━━━━━ DATA SUPPLIED
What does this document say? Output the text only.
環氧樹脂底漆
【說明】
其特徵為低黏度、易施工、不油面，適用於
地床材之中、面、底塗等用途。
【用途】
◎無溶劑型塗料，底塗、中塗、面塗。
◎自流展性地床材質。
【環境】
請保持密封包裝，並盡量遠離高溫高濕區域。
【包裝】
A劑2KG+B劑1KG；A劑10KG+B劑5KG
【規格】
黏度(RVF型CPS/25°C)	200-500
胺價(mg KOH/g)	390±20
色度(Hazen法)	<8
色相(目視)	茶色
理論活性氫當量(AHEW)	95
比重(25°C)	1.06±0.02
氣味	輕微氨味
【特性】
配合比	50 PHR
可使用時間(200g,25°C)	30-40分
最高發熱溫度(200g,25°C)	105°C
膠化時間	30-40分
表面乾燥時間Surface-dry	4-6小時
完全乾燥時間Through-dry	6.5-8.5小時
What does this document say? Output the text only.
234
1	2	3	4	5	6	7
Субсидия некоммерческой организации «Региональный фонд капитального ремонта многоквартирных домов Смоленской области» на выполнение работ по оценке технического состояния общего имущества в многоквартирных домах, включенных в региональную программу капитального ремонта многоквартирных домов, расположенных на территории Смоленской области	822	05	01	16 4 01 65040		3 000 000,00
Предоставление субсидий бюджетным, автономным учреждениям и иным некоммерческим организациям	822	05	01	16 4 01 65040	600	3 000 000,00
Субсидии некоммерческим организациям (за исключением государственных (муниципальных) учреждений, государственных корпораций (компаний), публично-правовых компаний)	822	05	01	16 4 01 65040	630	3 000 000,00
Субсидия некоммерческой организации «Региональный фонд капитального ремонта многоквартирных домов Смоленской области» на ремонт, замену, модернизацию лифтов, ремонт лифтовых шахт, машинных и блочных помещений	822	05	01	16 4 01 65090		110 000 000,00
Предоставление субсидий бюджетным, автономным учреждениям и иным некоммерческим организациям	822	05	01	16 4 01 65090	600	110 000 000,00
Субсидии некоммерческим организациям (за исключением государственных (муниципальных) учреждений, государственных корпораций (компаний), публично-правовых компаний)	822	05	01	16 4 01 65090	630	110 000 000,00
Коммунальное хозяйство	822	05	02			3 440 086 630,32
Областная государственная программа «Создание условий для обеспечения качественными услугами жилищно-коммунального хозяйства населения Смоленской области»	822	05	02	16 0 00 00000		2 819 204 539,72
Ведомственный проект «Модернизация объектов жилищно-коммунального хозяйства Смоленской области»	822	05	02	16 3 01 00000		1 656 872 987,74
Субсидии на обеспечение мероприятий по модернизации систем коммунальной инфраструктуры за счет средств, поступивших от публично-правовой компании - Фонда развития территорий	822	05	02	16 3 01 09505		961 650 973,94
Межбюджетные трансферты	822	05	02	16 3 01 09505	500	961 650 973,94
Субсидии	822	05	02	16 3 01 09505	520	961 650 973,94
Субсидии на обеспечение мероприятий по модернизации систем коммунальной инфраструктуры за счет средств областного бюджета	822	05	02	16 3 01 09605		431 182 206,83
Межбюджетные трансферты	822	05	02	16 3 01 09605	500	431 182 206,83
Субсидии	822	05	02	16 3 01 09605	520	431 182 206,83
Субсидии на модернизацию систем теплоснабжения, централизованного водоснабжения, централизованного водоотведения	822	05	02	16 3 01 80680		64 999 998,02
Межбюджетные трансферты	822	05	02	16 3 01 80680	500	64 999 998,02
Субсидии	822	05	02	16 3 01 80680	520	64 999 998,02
━━━━━━━━━━
§ **DIRECTION**
Scan the listing above and copy all lines containing the word "бюджетным".

§ **SOLUTION TO THIS PROBLEM**
Предоставление субсидий бюджетным, автономным учреждениям и иным некоммерческим организациям	822	05	01	16 4 01 65040	600	3 000 000,00
Предоставление субсидий бюджетным, автономным учреждениям и иным некоммерческим организациям	822	05	01	16 4 01 65090	600	110 000 000,00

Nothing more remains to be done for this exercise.